[Dataset items]
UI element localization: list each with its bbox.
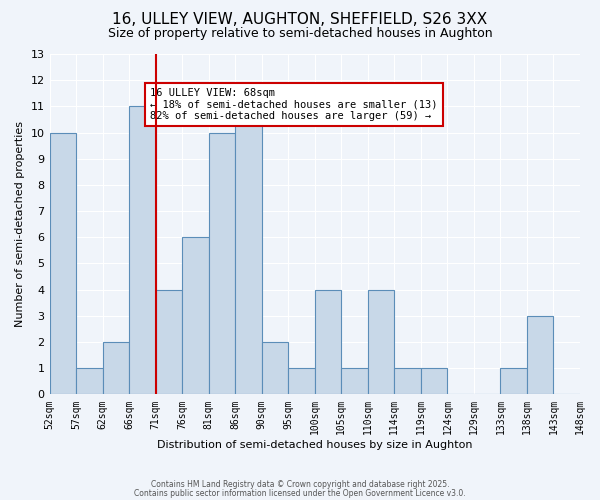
Bar: [50, 132, 76, 394]
Bar: [421, 368, 448, 394]
Bar: [527, 316, 553, 394]
X-axis label: Distribution of semi-detached houses by size in Aughton: Distribution of semi-detached houses by …: [157, 440, 473, 450]
Text: 16 ULLEY VIEW: 68sqm
← 18% of semi-detached houses are smaller (13)
82% of semi-: 16 ULLEY VIEW: 68sqm ← 18% of semi-detac…: [151, 88, 438, 121]
Bar: [368, 290, 394, 395]
Bar: [182, 238, 209, 394]
Text: Size of property relative to semi-detached houses in Aughton: Size of property relative to semi-detach…: [107, 28, 493, 40]
Text: 16, ULLEY VIEW, AUGHTON, SHEFFIELD, S26 3XX: 16, ULLEY VIEW, AUGHTON, SHEFFIELD, S26 …: [112, 12, 488, 28]
Bar: [235, 106, 262, 395]
Bar: [129, 106, 155, 395]
Bar: [288, 368, 315, 394]
Text: Contains public sector information licensed under the Open Government Licence v3: Contains public sector information licen…: [134, 488, 466, 498]
Bar: [76, 368, 103, 394]
Bar: [315, 290, 341, 395]
Bar: [209, 132, 235, 394]
Bar: [341, 368, 368, 394]
Bar: [155, 290, 182, 395]
Bar: [103, 342, 129, 394]
Y-axis label: Number of semi-detached properties: Number of semi-detached properties: [15, 121, 25, 327]
Text: Contains HM Land Registry data © Crown copyright and database right 2025.: Contains HM Land Registry data © Crown c…: [151, 480, 449, 489]
Bar: [500, 368, 527, 394]
Bar: [262, 342, 288, 394]
Bar: [394, 368, 421, 394]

PROBLEM REQUIREMENTS >> Copy out every line of the items above word for word, leaving out the pictures.

WRITTEN SOLUTION >>
UI element localization: list each with its bbox.
Bar: [50, 132, 76, 394]
Bar: [421, 368, 448, 394]
Bar: [527, 316, 553, 394]
X-axis label: Distribution of semi-detached houses by size in Aughton: Distribution of semi-detached houses by …: [157, 440, 473, 450]
Text: 16 ULLEY VIEW: 68sqm
← 18% of semi-detached houses are smaller (13)
82% of semi-: 16 ULLEY VIEW: 68sqm ← 18% of semi-detac…: [151, 88, 438, 121]
Bar: [368, 290, 394, 395]
Bar: [182, 238, 209, 394]
Text: Size of property relative to semi-detached houses in Aughton: Size of property relative to semi-detach…: [107, 28, 493, 40]
Text: 16, ULLEY VIEW, AUGHTON, SHEFFIELD, S26 3XX: 16, ULLEY VIEW, AUGHTON, SHEFFIELD, S26 …: [112, 12, 488, 28]
Bar: [235, 106, 262, 395]
Bar: [129, 106, 155, 395]
Bar: [288, 368, 315, 394]
Text: Contains public sector information licensed under the Open Government Licence v3: Contains public sector information licen…: [134, 488, 466, 498]
Bar: [76, 368, 103, 394]
Bar: [315, 290, 341, 395]
Bar: [209, 132, 235, 394]
Bar: [341, 368, 368, 394]
Bar: [155, 290, 182, 395]
Bar: [103, 342, 129, 394]
Y-axis label: Number of semi-detached properties: Number of semi-detached properties: [15, 121, 25, 327]
Text: Contains HM Land Registry data © Crown copyright and database right 2025.: Contains HM Land Registry data © Crown c…: [151, 480, 449, 489]
Bar: [500, 368, 527, 394]
Bar: [262, 342, 288, 394]
Bar: [394, 368, 421, 394]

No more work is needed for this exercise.